(The task) The data below is to be returned in full and exactly.

— begin —

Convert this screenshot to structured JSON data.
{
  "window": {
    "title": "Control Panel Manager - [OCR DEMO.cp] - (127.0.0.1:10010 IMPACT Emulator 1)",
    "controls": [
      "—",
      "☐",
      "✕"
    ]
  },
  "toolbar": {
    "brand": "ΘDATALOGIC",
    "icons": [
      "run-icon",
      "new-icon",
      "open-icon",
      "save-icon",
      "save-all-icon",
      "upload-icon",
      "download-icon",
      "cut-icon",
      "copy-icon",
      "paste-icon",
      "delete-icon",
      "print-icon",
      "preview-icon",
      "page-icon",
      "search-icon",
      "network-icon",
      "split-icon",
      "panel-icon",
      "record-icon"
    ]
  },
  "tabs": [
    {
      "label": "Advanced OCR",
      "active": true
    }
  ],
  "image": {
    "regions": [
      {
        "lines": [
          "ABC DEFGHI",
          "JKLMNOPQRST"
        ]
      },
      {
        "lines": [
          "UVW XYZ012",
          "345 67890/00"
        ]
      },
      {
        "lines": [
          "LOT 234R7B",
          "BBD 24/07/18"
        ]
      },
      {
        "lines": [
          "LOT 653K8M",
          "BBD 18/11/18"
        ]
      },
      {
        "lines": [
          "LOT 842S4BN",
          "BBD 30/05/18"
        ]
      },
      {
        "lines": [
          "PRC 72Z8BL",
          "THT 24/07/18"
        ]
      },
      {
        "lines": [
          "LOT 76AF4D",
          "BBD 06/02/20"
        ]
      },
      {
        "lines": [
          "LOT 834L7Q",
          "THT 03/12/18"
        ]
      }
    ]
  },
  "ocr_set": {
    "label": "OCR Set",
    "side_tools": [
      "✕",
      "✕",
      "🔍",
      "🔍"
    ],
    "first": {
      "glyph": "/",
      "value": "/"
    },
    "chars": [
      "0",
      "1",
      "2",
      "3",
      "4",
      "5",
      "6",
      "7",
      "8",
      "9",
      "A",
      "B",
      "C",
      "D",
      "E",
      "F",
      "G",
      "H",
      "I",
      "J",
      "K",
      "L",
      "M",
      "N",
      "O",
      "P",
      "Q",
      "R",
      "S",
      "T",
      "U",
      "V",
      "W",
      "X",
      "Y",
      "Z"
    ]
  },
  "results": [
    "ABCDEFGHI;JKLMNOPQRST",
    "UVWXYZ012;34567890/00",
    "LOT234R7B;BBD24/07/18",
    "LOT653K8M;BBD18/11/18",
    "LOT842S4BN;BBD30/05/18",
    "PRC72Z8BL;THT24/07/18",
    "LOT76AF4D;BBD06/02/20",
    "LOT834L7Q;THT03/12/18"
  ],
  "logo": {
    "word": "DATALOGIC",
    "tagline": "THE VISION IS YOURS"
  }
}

— end —

(Result for this exercise)
Convert this screenshot to structured JSON data.
{
  "window": {
    "title": "Control Panel Manager - [OCR DEMO.cp] - (127.0.0.1:10010 IMPACT Emulator 1)",
    "controls": [
      "—",
      "☐",
      "✕"
    ]
  },
  "toolbar": {
    "brand": "ΘDATALOGIC",
    "icons": [
      "run-icon",
      "new-icon",
      "open-icon",
      "save-icon",
      "save-all-icon",
      "upload-icon",
      "download-icon",
      "cut-icon",
      "copy-icon",
      "paste-icon",
      "delete-icon",
      "print-icon",
      "preview-icon",
      "page-icon",
      "search-icon",
      "network-icon",
      "split-icon",
      "panel-icon",
      "record-icon"
    ]
  },
  "tabs": [
    {
      "label": "Advanced OCR",
      "active": true
    }
  ],
  "image": {
    "regions": [
      {
        "lines": [
          "ABC DEFGHI",
          "JKLMNOPQRST"
        ]
      },
      {
        "lines": [
          "UVW XYZ012",
          "345 67890/00"
        ]
      },
      {
        "lines": [
          "LOT 234R7B",
          "BBD 24/07/18"
        ]
      },
      {
        "lines": [
          "LOT 653K8M",
          "BBD 18/11/18"
        ]
      },
      {
        "lines": [
          "LOT 842S4BN",
          "BBD 30/05/18"
        ]
      },
      {
        "lines": [
          "PRC 72Z8BL",
          "THT 24/07/18"
        ]
      },
      {
        "lines": [
          "LOT 76AF4D",
          "BBD 06/02/20"
        ]
      },
      {
        "lines": [
          "LOT 834L7Q",
          "THT 03/12/18"
        ]
      }
    ]
  },
  "ocr_set": {
    "label": "OCR Set",
    "side_tools": [
      "✕",
      "✕",
      "🔍",
      "🔍"
    ],
    "first": {
      "glyph": "/",
      "value": "/"
    },
    "chars": [
      "0",
      "1",
      "2",
      "3",
      "4",
      "5",
      "6",
      "7",
      "8",
      "9",
      "A",
      "B",
      "C",
      "D",
      "E",
      "F",
      "G",
      "H",
      "I",
      "J",
      "K",
      "L",
      "M",
      "N",
      "O",
      "P",
      "Q",
      "R",
      "S",
      "T",
      "U",
      "V",
      "W",
      "X",
      "Y",
      "Z"
    ]
  },
  "results": [
    "ABCDEFGHI;JKLMNOPQRST",
    "UVWXYZ012;34567890/00",
    "LOT234R7B;BBD24/07/18",
    "LOT653K8M;BBD18/11/18",
    "LOT842S4BN;BBD30/05/18",
    "PRC72Z8BL;THT24/07/18",
    "LOT76AF4D;BBD06/02/20",
    "LOT834L7Q;THT03/12/18"
  ],
  "logo": {
    "word": "DATALOGIC",
    "tagline": "THE VISION IS YOURS"
  }
}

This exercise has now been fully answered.